Alpha diversity measures (`skbio.diversity.alpha`)#

This package provides implementations of various alpha diversity [1] metrics, including measures of richness, diversity, evenness, dominance, and coverage.

Some functions generate confidence intervals (CIs). These functions have the suffix _ci.

Richness metrics#

Richness [2] measures the number of species (taxa) in a community.

Due to incomplete sampling, the number of observed species (sobs) in a sample is usually lower than the true number of species in the community. Metrics have been proposed to estimate the latter based on the distribution of observed species in the sample.

`ace`(counts[, rare_threshold])	Calculate the ACE metric (Abundance-based Coverage Estimator).
`chao1`(counts[, bias_corrected])	Calculate Chao1 richness estimator.
`chao1_ci`(counts[, bias_corrected, zscore])	Calculate Chao1 confidence interval.
`doubles`(counts)	Calculate number of double-occurrence taxa (doubletons).
`faith_pd`(counts[, taxa, tree, validate, otu_ids])	Calculate Faith's phylogenetic diversity (Faith's PD) metric.
`margalef`(counts)	Calculate Margalef's richness index.
`menhinick`(counts)	Calculate Menhinick's richness index.

• **Work instruction 1**:
Answer these from the skbio alpha diversity page:
(a) What suffix do functions that generate confidence intervals carry?
(b) What does richness measure?
(c) Which function calculates Margalef's richness index?
• **Work instruction 2**:
Extend the skbio alpha diversity page from its last line onward.
The listing that comes next is not needed here.

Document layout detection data
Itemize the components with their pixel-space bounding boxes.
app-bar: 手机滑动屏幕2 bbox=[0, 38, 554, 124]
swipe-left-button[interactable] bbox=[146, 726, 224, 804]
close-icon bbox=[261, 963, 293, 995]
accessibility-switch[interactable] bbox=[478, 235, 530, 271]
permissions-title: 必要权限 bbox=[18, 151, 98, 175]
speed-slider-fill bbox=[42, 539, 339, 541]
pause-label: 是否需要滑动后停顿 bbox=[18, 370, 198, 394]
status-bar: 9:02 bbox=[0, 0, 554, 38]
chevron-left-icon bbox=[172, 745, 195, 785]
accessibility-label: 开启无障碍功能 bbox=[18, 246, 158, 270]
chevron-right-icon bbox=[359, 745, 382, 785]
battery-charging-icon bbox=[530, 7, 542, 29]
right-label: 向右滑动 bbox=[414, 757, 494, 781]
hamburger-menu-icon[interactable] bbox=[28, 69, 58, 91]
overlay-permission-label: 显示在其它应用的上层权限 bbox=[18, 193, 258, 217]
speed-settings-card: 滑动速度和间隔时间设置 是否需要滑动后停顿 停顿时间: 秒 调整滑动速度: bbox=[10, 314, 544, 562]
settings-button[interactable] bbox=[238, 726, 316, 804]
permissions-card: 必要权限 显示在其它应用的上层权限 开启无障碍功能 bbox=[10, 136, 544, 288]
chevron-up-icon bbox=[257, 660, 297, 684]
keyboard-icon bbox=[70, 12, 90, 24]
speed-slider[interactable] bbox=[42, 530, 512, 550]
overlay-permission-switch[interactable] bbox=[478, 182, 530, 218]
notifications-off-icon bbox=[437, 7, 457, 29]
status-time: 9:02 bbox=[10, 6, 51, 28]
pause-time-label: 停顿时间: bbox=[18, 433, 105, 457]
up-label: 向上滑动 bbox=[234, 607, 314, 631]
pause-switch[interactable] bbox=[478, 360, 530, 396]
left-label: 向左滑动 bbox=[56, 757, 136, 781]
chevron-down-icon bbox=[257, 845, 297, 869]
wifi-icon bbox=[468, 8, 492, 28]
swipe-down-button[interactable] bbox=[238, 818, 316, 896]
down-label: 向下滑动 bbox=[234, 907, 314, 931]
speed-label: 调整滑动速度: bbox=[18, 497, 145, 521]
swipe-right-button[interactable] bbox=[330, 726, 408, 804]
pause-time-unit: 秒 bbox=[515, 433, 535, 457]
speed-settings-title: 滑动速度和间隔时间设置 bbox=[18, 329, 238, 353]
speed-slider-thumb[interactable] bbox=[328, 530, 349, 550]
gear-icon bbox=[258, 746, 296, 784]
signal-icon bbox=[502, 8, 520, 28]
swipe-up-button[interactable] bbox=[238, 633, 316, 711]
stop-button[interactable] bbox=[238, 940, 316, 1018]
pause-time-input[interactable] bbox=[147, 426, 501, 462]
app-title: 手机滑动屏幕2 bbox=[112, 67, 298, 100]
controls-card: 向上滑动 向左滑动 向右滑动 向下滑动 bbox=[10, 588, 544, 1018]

• **Exercise answer 1**:
(a) The suffix _ci.
(b) The number of species (taxa) in a community.
(c) `margalef`(counts).

• **Exercise answer 2**:
`michaelis_menten_fit`(counts[, num_repeats, ...])	Calculate Michaelis-Menten fit to rarefaction curve of observed taxa.
`observed_features`(counts)	Calculate the number of distinct features.
`observed_otus`(counts)	Calculate the number of distinct OTUs.
`osd`(counts)	Calculate observed taxa, singletons, and doubletons.
`singles`(counts)	Calculate number of single-occurrence taxa (singletons).
`sobs`(counts)	Calculate the observed species richness of a sample.

Diversity metrics#

Diversity [3] measures the number and relative abundances of species (taxa) in a community. It combines richness and evenness.

Some diversity metrics describe the effective number of species (a.k.a., true diversity) – the number of equally-abundant species that produce the same diversity measurement.

`brillouin_d`(counts)	Calculate Brillouin's diversity index.
`enspie`(counts[, finite])	Calculate ENS_pie alpha diversity measure.
`fisher_alpha`(counts)	Calculate Fisher's alpha, a metric of diversity.
`hill`(counts[, order])	Calculate Hill number.
`inv_simpson`(counts[, finite])	Calculate inverse Simpson index.
`kempton_taylor_q`(counts[, lower_quantile, ...])	Calculate Kempton-Taylor Q index of alpha diversity.
`phydiv`(counts[, taxa, tree, rooted, weight, ...])	Calculate generalized phylogenetic diversity (PD) metrics.
`renyi`(counts[, order, base])	Calculate Renyi entropy.
`shannon`(counts[, base, exp])	Calculate Shannon's diversity index.
`simpson`(counts[, finite])	Calculate Simpson's diversity index.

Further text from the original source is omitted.